## What you need to do
In the items below, will you reproduce word for word everything from the line containing "82, 35, 102]" down to the line containing "414, 35, 434]", both of those lines included?

## Records shown
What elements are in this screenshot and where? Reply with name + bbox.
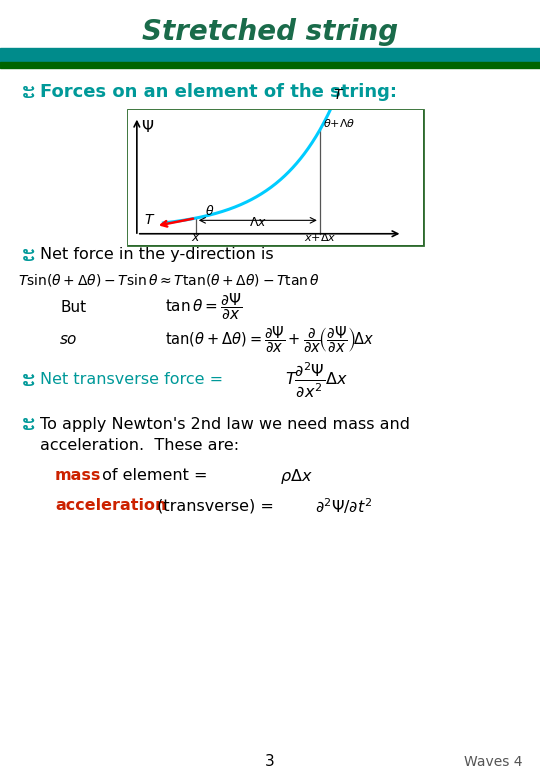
Text: ະ: ະ	[22, 82, 35, 102]
Text: ະ: ະ	[22, 370, 35, 390]
Text: But: But	[60, 300, 86, 314]
Text: Waves 4: Waves 4	[463, 755, 522, 769]
Text: $T\sin(\theta+\Delta\theta)-T\sin\theta \approx T\tan(\theta+\Delta\theta)-T\tan: $T\sin(\theta+\Delta\theta)-T\sin\theta …	[18, 272, 320, 288]
Text: $T$: $T$	[144, 213, 156, 227]
Text: $\Psi$: $\Psi$	[141, 119, 154, 135]
Text: ະ: ະ	[22, 414, 35, 434]
Text: Forces on an element of the string:: Forces on an element of the string:	[40, 83, 397, 101]
Text: so: so	[60, 332, 77, 348]
Text: $T\dfrac{\partial^2\Psi}{\partial x^2}\Delta x$: $T\dfrac{\partial^2\Psi}{\partial x^2}\D…	[285, 361, 348, 399]
Text: $\rho\Delta x$: $\rho\Delta x$	[280, 466, 313, 485]
Text: mass: mass	[55, 469, 102, 484]
Text: Stretched string: Stretched string	[142, 18, 398, 46]
Text: 3: 3	[265, 754, 275, 770]
Text: To apply Newton's 2nd law we need mass and: To apply Newton's 2nd law we need mass a…	[40, 417, 410, 431]
Text: Net transverse force =: Net transverse force =	[40, 373, 223, 388]
Text: $x$: $x$	[191, 231, 201, 244]
Text: $\tan(\theta+\Delta\theta) = \dfrac{\partial\Psi}{\partial x} + \dfrac{\partial}: $\tan(\theta+\Delta\theta) = \dfrac{\par…	[165, 324, 374, 355]
Text: $\theta$: $\theta$	[205, 204, 214, 218]
Text: $\tan\theta = \dfrac{\partial\Psi}{\partial x}$: $\tan\theta = \dfrac{\partial\Psi}{\part…	[165, 292, 242, 322]
Text: (transverse) =: (transverse) =	[152, 498, 279, 513]
Text: of element =: of element =	[97, 469, 213, 484]
Bar	[0, 62, 540, 68]
Text: $\Lambda x$: $\Lambda x$	[249, 216, 267, 229]
Bar	[128, 110, 423, 245]
Text: ະ: ະ	[22, 245, 35, 265]
Text: acceleration: acceleration	[55, 498, 166, 513]
Text: $T$: $T$	[333, 88, 345, 102]
Text: $x{+}\Delta x$: $x{+}\Delta x$	[303, 231, 336, 243]
Text: $\partial^2\Psi/\partial t^2$: $\partial^2\Psi/\partial t^2$	[315, 496, 373, 516]
Text: Net force in the y-direction is: Net force in the y-direction is	[40, 247, 274, 263]
Text: acceleration.  These are:: acceleration. These are:	[40, 438, 239, 453]
Bar	[0, 48, 540, 62]
Text: $\theta{+}\Lambda\theta$: $\theta{+}\Lambda\theta$	[323, 117, 356, 129]
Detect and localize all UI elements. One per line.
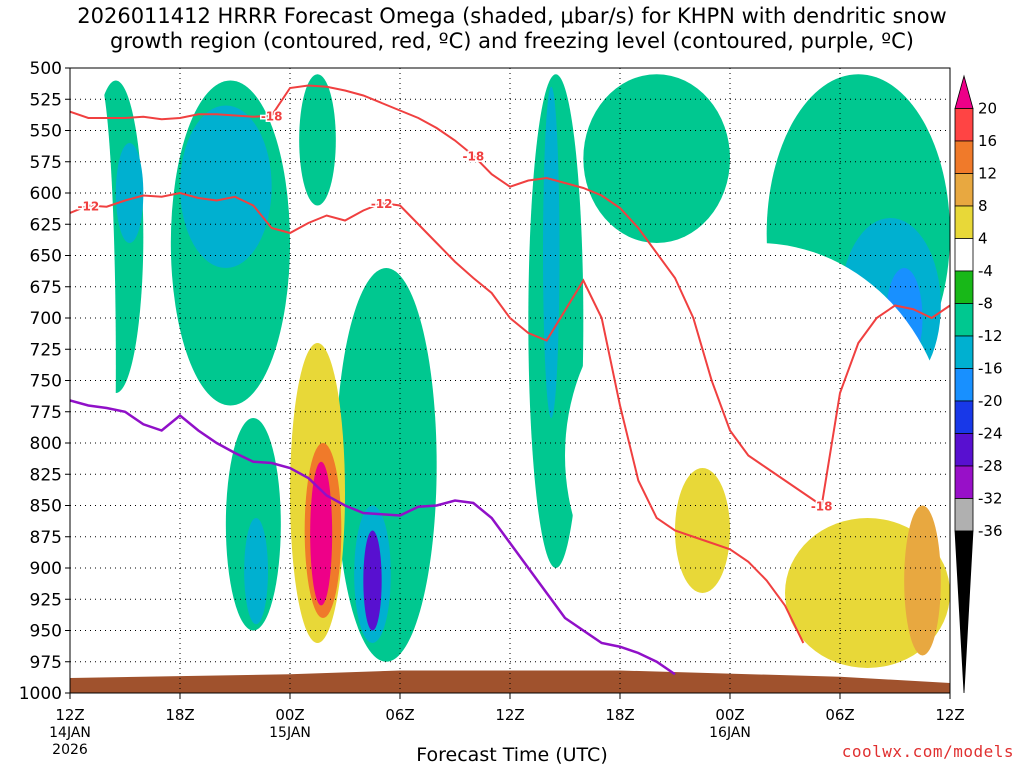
y-tick-label-500: 500 [30, 59, 62, 79]
y-tick-label-875: 875 [30, 528, 62, 548]
colorbar-label-4: 4 [978, 230, 988, 248]
grid-lines [70, 68, 950, 693]
y-tick-label-650: 650 [30, 247, 62, 267]
colorbar-label-3: 8 [978, 197, 988, 215]
x-tick-label-1: 18Z [165, 706, 194, 724]
omega-region-25 [904, 505, 941, 656]
omega-region-12 [583, 74, 731, 243]
omega-region-21 [464, 80, 520, 643]
colorbar-label-0: 20 [978, 100, 997, 118]
contour-label-1-0: -18 [261, 110, 283, 124]
x-tick-date-0: 14JAN [49, 725, 91, 741]
colorbar-swatch-1 [954, 108, 974, 142]
colorbar-label-11: -28 [978, 457, 1003, 475]
contour-label-1-1: -18 [462, 150, 484, 164]
y-tick-label-600: 600 [30, 184, 62, 204]
colorbar-swatch-4 [954, 205, 974, 239]
y-tick-label-775: 775 [30, 403, 62, 423]
x-tick-label-5: 18Z [605, 706, 634, 724]
y-tick-label-950: 950 [30, 622, 62, 642]
x-tick-label-2: 00Z [275, 706, 304, 724]
colorbar-label-2: 12 [978, 165, 997, 183]
x-tick-label-6: 00Z [715, 706, 744, 724]
colorbar-swatch-11 [954, 433, 974, 467]
omega-region-6 [244, 518, 268, 625]
contour-label-1-2: -18 [811, 500, 833, 514]
colorbar-label-1: 16 [978, 132, 997, 150]
y-tick-label-550: 550 [30, 122, 62, 142]
contour-series-0 [70, 191, 805, 644]
y-tick-label-750: 750 [30, 372, 62, 392]
x-axis-label: Forecast Time (UTC) [416, 744, 608, 766]
omega-region-9 [363, 530, 382, 631]
credit-link[interactable]: coolwx.com/models [841, 742, 1014, 761]
y-tick-label-800: 800 [30, 434, 62, 454]
x-tick-date-6: 16JAN [709, 725, 751, 741]
colorbar-swatch-13 [954, 498, 974, 532]
y-tick-label-575: 575 [30, 153, 62, 173]
colorbar: 20 16 12 8 4 -4 -8 -12 -16 -20 -24 -28 -32 -36 [954, 74, 1003, 694]
y-tick-label-725: 725 [30, 340, 62, 360]
colorbar-swatch-12 [954, 465, 974, 499]
x-tick-date-2: 15JAN [269, 725, 311, 741]
y-tick-label-850: 850 [30, 497, 62, 517]
contour-series-2 [70, 399, 676, 676]
contour-label-0-1: -12 [371, 197, 393, 211]
colorbar-swatch-14 [954, 530, 974, 694]
chart-title: 2026011412 HRRR Forecast Omega (shaded, … [77, 4, 947, 53]
contour-series-1 [70, 84, 950, 508]
omega-region-4 [299, 74, 336, 206]
colorbar-label-7: -12 [978, 327, 1003, 345]
terrain-surface [70, 670, 950, 693]
colorbar-label-8: -16 [978, 360, 1003, 378]
colorbar-swatch-6 [954, 270, 974, 304]
omega-region-3 [180, 105, 272, 268]
colorbar-swatch-0 [954, 74, 974, 109]
colorbar-swatch-7 [954, 303, 974, 337]
omega-region-11 [543, 86, 560, 418]
terrain-layer [70, 670, 950, 693]
y-tick-label-625: 625 [30, 215, 62, 235]
omega-region-20 [310, 461, 333, 606]
x-tick-label-4: 12Z [495, 706, 524, 724]
colorbar-label-6: -8 [978, 295, 993, 313]
y-tick-label-525: 525 [30, 90, 62, 110]
colorbar-swatch-8 [954, 335, 974, 369]
y-tick-label-925: 925 [30, 590, 62, 610]
y-tick-label-900: 900 [30, 559, 62, 579]
colorbar-swatch-10 [954, 400, 974, 434]
omega-region-1 [115, 143, 144, 243]
x-tick-label-0: 12Z [55, 706, 84, 724]
colorbar-label-9: -20 [978, 392, 1003, 410]
y-axis: 500 525 550 575 600 625 650 675 700 725 750 775 800 8… [19, 59, 70, 704]
colorbar-swatch-3 [954, 173, 974, 207]
y-tick-label-1000: 1000 [19, 684, 62, 704]
colorbar-swatch-5 [954, 238, 974, 272]
contour-lines: -12 -12 -18 -18 -18 [70, 84, 950, 676]
x-tick-label-3: 06Z [385, 706, 414, 724]
omega-region-17 [79, 74, 116, 656]
contour-label-0-0: -12 [77, 200, 99, 214]
colorbar-label-12: -32 [978, 490, 1003, 508]
colorbar-label-13: -36 [978, 522, 1003, 540]
colorbar-label-10: -24 [978, 425, 1003, 443]
x-tick-year-0: 2026 [52, 742, 88, 758]
x-tick-label-7: 06Z [825, 706, 854, 724]
colorbar-label-5: -4 [978, 262, 993, 280]
colorbar-swatch-2 [954, 140, 974, 174]
y-tick-label-975: 975 [30, 653, 62, 673]
omega-shading [79, 74, 950, 668]
x-tick-label-8: 12Z [935, 706, 964, 724]
omega-region-23 [675, 468, 730, 593]
colorbar-swatch-9 [954, 368, 974, 402]
y-tick-label-700: 700 [30, 309, 62, 329]
y-tick-label-825: 825 [30, 465, 62, 485]
y-tick-label-675: 675 [30, 278, 62, 298]
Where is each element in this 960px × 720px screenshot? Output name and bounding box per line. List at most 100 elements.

## Task response
Text: ະ: ະ	[22, 82, 35, 102]
Text: ະ: ະ	[22, 370, 35, 390]
Text: But: But	[60, 300, 86, 314]
Text: Waves 4: Waves 4	[463, 755, 522, 769]
Text: $T\sin(\theta+\Delta\theta)-T\sin\theta \approx T\tan(\theta+\Delta\theta)-T\tan: $T\sin(\theta+\Delta\theta)-T\sin\theta …	[18, 272, 320, 288]
Text: $T$: $T$	[144, 213, 156, 227]
Text: $\Psi$: $\Psi$	[141, 119, 154, 135]
Text: ະ: ະ	[22, 414, 35, 434]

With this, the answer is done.